_Problem description_
Do these statements agree with the article below on the song "Let Me Love You"? For each, answer yes or no and quote the words from the article that decide it.
1. The song was released as the second single from Encore.
2. James Lees directed the music video.
3. R. Kelly's official remix came out in November 2016.

Single by DJ Snake featuring Justin Bieber

from the album Encore
- Released: 5 August 2016
- Recorded: April 2016
- Studio: Studio 713 (Houston, Texas)
- Genre: EDM; tropical house;
- Length: 3:25
- Label: Interscope
- Songwriters: William Grigahcine; Justin Bieber; Andrew Watt; Ali Tamposi; Brian Lee; Louis Bell;
- Producers: DJ Snake; Andrew Watt; Louis Bell;

DJ Snake singles chronology
| "Talk" (2016) | "Let Me Love You" (2016) | "The Half" (2017) |

Justin Bieber singles chronology
| "Cold Water" (2016) | "Let Me Love You" (2016) | "Deja Vu" (2016) |

Music video
- "Let Me Love You" on YouTube

= Let Me Love You (DJ Snake song) =

2016 single by DJ Snake featuring Justin Bieber

"Let Me Love You" is a song recorded by French DJ and record producer DJ Snake featuring vocals from Canadian singer Justin Bieber. The song was released through Interscope Records on 5 August 2016 as the third single from his debut studio album, Encore (2016). The artists both co-wrote the song along with Andrew Watt, Ali Tamposi, Brian Lee and Louis Bell, while the song's production was handled by DJ Snake, Bell and Watt. The song was originally recorded by Selena Gomez, although this version of the song is a demo.

Its music video, directed by James Lees, was released on 29 November 2016 on YouTube. The song became popular among teenagers and young adults in 2017. It also won the Radio Disney Music Award for Best Crush Song at the 2017 Radio Disney Music Awards.

Official remixes were released by Tiësto in November 2016 (Tiësto AFTR:HRS remix) and by R. Kelly in January 2017.

==Composition==
"Let Me Love You" is written in the key of C minor with a tempo of 100 beats per minute common time. The song follows a chord progression of Cm7EE/GAE/GA and Bieber's vocal range spans from C4 to B♭5.

==Music video==
The music video for "Let Me Love You" was released on 29 November 2016 on YouTube. Rolling Stone magazine referred to the video as "Bonnie and Clyde with a twist" as it shows a few scenes with an outlaw couple (played by Tommy O'Brien and Emily Rudd) engaging in a high speed chase, a run in with a mob boss and kissing in their getaway car and in their motel room. In the end, it is revealed that the action sequences are part of a video game and the players on the other side are in fact a kid and an unkempt and overweight adult male with virtual reality devices on. The video was directed by James Lees. On Tuesday, 12th May 2026, the music video officially hit 2 billion views on YouTube.

_Given records_
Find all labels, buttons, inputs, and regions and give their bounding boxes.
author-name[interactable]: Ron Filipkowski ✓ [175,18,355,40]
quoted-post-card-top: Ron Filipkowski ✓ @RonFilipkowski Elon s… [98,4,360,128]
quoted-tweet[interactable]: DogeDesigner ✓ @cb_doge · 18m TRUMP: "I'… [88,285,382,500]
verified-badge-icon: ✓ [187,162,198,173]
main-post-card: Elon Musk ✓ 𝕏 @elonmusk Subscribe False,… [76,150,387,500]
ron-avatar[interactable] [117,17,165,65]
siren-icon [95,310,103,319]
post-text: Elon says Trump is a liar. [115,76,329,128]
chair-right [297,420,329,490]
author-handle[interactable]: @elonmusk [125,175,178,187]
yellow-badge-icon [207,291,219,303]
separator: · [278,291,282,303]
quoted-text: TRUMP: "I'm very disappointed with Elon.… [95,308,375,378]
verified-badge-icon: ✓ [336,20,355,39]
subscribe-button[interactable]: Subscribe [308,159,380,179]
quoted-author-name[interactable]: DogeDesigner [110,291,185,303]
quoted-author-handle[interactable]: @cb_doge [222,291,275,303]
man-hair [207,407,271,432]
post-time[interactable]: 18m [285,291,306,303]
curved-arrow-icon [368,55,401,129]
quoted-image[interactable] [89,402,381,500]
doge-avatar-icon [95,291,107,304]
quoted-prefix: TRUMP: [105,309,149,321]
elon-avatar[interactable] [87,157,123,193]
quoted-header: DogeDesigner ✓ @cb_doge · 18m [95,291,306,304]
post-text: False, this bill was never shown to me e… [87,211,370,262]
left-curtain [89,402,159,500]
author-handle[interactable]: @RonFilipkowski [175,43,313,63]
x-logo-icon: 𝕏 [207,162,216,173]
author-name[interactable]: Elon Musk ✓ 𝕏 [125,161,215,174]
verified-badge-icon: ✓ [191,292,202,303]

_Answer section_
1. No: "as the third single from his debut studio album, Encore (2016)"
2. Yes: "The video was directed by James Lees."
3. No: "and by R. Kelly in January 2017"